What is required
Below is some material; transcribe all of it exactly.

Records for the task
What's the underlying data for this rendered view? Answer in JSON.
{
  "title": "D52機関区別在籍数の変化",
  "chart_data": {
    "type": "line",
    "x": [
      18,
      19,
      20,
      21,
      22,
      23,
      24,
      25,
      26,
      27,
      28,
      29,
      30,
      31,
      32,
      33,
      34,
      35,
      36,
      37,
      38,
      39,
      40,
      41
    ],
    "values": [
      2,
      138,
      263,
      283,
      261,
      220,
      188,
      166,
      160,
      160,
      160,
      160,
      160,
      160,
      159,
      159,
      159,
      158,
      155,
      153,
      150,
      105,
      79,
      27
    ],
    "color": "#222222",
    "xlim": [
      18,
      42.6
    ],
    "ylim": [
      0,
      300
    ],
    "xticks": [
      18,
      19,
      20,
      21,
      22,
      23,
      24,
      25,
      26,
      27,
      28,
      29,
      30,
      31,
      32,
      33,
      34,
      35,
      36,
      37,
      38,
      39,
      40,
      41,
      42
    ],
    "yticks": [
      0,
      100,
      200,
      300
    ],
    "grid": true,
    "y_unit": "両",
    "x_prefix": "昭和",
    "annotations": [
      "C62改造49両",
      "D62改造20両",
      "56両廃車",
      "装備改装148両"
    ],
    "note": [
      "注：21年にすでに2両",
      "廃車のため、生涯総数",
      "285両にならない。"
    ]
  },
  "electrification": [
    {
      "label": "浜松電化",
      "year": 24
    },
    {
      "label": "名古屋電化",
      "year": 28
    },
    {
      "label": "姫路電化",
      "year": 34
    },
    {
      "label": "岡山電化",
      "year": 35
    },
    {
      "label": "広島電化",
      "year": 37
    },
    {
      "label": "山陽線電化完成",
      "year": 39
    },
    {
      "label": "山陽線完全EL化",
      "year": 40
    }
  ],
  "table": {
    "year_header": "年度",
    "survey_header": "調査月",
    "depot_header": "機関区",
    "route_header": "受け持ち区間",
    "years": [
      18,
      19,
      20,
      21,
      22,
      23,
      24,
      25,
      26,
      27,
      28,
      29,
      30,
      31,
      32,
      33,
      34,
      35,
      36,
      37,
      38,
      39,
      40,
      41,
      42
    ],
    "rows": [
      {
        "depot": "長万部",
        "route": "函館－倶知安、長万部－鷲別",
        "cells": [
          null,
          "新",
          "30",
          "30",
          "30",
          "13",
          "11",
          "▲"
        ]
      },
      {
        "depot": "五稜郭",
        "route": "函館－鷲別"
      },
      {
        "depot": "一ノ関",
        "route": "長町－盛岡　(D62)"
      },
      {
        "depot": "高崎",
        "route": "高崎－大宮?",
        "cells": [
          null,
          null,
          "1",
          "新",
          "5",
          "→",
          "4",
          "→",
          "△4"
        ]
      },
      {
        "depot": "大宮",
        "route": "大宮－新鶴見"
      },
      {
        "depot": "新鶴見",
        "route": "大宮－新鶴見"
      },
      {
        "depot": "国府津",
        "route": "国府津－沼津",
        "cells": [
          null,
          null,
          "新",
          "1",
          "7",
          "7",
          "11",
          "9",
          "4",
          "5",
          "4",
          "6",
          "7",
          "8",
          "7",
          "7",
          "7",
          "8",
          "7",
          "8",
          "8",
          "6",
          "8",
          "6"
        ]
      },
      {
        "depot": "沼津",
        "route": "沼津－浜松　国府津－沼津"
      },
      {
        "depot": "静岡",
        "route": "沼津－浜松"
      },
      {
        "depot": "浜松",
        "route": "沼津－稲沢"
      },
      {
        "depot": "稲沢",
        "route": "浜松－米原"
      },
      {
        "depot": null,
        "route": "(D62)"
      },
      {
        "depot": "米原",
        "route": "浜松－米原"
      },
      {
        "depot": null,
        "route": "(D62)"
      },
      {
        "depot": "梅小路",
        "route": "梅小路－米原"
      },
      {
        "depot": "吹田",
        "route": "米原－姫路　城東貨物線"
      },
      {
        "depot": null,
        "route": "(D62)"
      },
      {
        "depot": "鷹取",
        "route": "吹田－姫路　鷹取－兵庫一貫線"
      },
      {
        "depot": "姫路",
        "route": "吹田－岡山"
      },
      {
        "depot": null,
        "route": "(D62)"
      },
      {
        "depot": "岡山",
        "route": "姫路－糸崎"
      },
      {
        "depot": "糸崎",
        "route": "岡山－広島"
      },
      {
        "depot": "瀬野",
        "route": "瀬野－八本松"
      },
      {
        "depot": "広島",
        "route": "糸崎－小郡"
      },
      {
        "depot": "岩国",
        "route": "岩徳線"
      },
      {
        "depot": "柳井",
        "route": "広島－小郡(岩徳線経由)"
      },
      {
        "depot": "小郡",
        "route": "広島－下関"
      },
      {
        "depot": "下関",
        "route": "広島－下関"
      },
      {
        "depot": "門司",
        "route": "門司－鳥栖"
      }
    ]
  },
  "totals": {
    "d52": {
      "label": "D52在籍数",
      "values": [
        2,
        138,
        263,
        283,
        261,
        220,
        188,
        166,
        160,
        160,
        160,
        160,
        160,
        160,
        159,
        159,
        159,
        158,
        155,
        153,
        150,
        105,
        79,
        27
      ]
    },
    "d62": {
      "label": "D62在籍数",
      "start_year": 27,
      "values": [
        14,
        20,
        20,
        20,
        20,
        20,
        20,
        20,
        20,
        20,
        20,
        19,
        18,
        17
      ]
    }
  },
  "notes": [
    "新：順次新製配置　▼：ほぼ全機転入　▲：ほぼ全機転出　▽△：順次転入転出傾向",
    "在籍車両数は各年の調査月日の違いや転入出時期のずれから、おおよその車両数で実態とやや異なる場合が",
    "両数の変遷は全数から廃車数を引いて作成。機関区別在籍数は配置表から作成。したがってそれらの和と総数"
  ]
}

Output of the task
What's the underlying data for this rendered view? Answer in JSON.
{
  "title": "D52機関区別在籍数の変化",
  "chart_data": {
    "type": "line",
    "x": [
      18,
      19,
      20,
      21,
      22,
      23,
      24,
      25,
      26,
      27,
      28,
      29,
      30,
      31,
      32,
      33,
      34,
      35,
      36,
      37,
      38,
      39,
      40,
      41
    ],
    "values": [
      2,
      138,
      263,
      283,
      261,
      220,
      188,
      166,
      160,
      160,
      160,
      160,
      160,
      160,
      159,
      159,
      159,
      158,
      155,
      153,
      150,
      105,
      79,
      27
    ],
    "color": "#222222",
    "xlim": [
      18,
      42.6
    ],
    "ylim": [
      0,
      300
    ],
    "xticks": [
      18,
      19,
      20,
      21,
      22,
      23,
      24,
      25,
      26,
      27,
      28,
      29,
      30,
      31,
      32,
      33,
      34,
      35,
      36,
      37,
      38,
      39,
      40,
      41,
      42
    ],
    "yticks": [
      0,
      100,
      200,
      300
    ],
    "grid": true,
    "y_unit": "両",
    "x_prefix": "昭和",
    "annotations": [
      "C62改造49両",
      "D62改造20両",
      "56両廃車",
      "装備改装148両"
    ],
    "note": [
      "注：21年にすでに2両",
      "廃車のため、生涯総数",
      "285両にならない。"
    ]
  },
  "electrification": [
    {
      "label": "浜松電化",
      "year": 24
    },
    {
      "label": "名古屋電化",
      "year": 28
    },
    {
      "label": "姫路電化",
      "year": 34
    },
    {
      "label": "岡山電化",
      "year": 35
    },
    {
      "label": "広島電化",
      "year": 37
    },
    {
      "label": "山陽線電化完成",
      "year": 39
    },
    {
      "label": "山陽線完全EL化",
      "year": 40
    }
  ],
  "table": {
    "year_header": "年度",
    "survey_header": "調査月",
    "depot_header": "機関区",
    "route_header": "受け持ち区間",
    "years": [
      18,
      19,
      20,
      21,
      22,
      23,
      24,
      25,
      26,
      27,
      28,
      29,
      30,
      31,
      32,
      33,
      34,
      35,
      36,
      37,
      38,
      39,
      40,
      41,
      42
    ],
    "rows": [
      {
        "depot": "長万部",
        "route": "函館－倶知安、長万部－鷲別",
        "cells": [
          null,
          "新",
          "30",
          "30",
          "30",
          "13",
          "11",
          "▲"
        ]
      },
      {
        "depot": "五稜郭",
        "route": "函館－鷲別"
      },
      {
        "depot": "一ノ関",
        "route": "長町－盛岡　(D62)"
      },
      {
        "depot": "高崎",
        "route": "高崎－大宮?",
        "cells": [
          null,
          null,
          "1",
          "新",
          "5",
          "→",
          "4",
          "→",
          "△4"
        ]
      },
      {
        "depot": "大宮",
        "route": "大宮－新鶴見"
      },
      {
        "depot": "新鶴見",
        "route": "大宮－新鶴見"
      },
      {
        "depot": "国府津",
        "route": "国府津－沼津",
        "cells": [
          null,
          null,
          "新",
          "1",
          "7",
          "7",
          "11",
          "9",
          "4",
          "5",
          "4",
          "6",
          "7",
          "8",
          "7",
          "7",
          "7",
          "8",
          "7",
          "8",
          "8",
          "6",
          "8",
          "6"
        ]
      },
      {
        "depot": "沼津",
        "route": "沼津－浜松　国府津－沼津"
      },
      {
        "depot": "静岡",
        "route": "沼津－浜松"
      },
      {
        "depot": "浜松",
        "route": "沼津－稲沢"
      },
      {
        "depot": "稲沢",
        "route": "浜松－米原"
      },
      {
        "depot": null,
        "route": "(D62)"
      },
      {
        "depot": "米原",
        "route": "浜松－米原"
      },
      {
        "depot": null,
        "route": "(D62)"
      },
      {
        "depot": "梅小路",
        "route": "梅小路－米原"
      },
      {
        "depot": "吹田",
        "route": "米原－姫路　城東貨物線"
      },
      {
        "depot": null,
        "route": "(D62)"
      },
      {
        "depot": "鷹取",
        "route": "吹田－姫路　鷹取－兵庫一貫線"
      },
      {
        "depot": "姫路",
        "route": "吹田－岡山"
      },
      {
        "depot": null,
        "route": "(D62)"
      },
      {
        "depot": "岡山",
        "route": "姫路－糸崎"
      },
      {
        "depot": "糸崎",
        "route": "岡山－広島"
      },
      {
        "depot": "瀬野",
        "route": "瀬野－八本松"
      },
      {
        "depot": "広島",
        "route": "糸崎－小郡"
      },
      {
        "depot": "岩国",
        "route": "岩徳線"
      },
      {
        "depot": "柳井",
        "route": "広島－小郡(岩徳線経由)"
      },
      {
        "depot": "小郡",
        "route": "広島－下関"
      },
      {
        "depot": "下関",
        "route": "広島－下関"
      },
      {
        "depot": "門司",
        "route": "門司－鳥栖"
      }
    ]
  },
  "totals": {
    "d52": {
      "label": "D52在籍数",
      "values": [
        2,
        138,
        263,
        283,
        261,
        220,
        188,
        166,
        160,
        160,
        160,
        160,
        160,
        160,
        159,
        159,
        159,
        158,
        155,
        153,
        150,
        105,
        79,
        27
      ]
    },
    "d62": {
      "label": "D62在籍数",
      "start_year": 27,
      "values": [
        14,
        20,
        20,
        20,
        20,
        20,
        20,
        20,
        20,
        20,
        20,
        19,
        18,
        17
      ]
    }
  },
  "notes": [
    "新：順次新製配置　▼：ほぼ全機転入　▲：ほぼ全機転出　▽△：順次転入転出傾向",
    "在籍車両数は各年の調査月日の違いや転入出時期のずれから、おおよその車両数で実態とやや異なる場合が",
    "両数の変遷は全数から廃車数を引いて作成。機関区別在籍数は配置表から作成。したがってそれらの和と総数"
  ]
}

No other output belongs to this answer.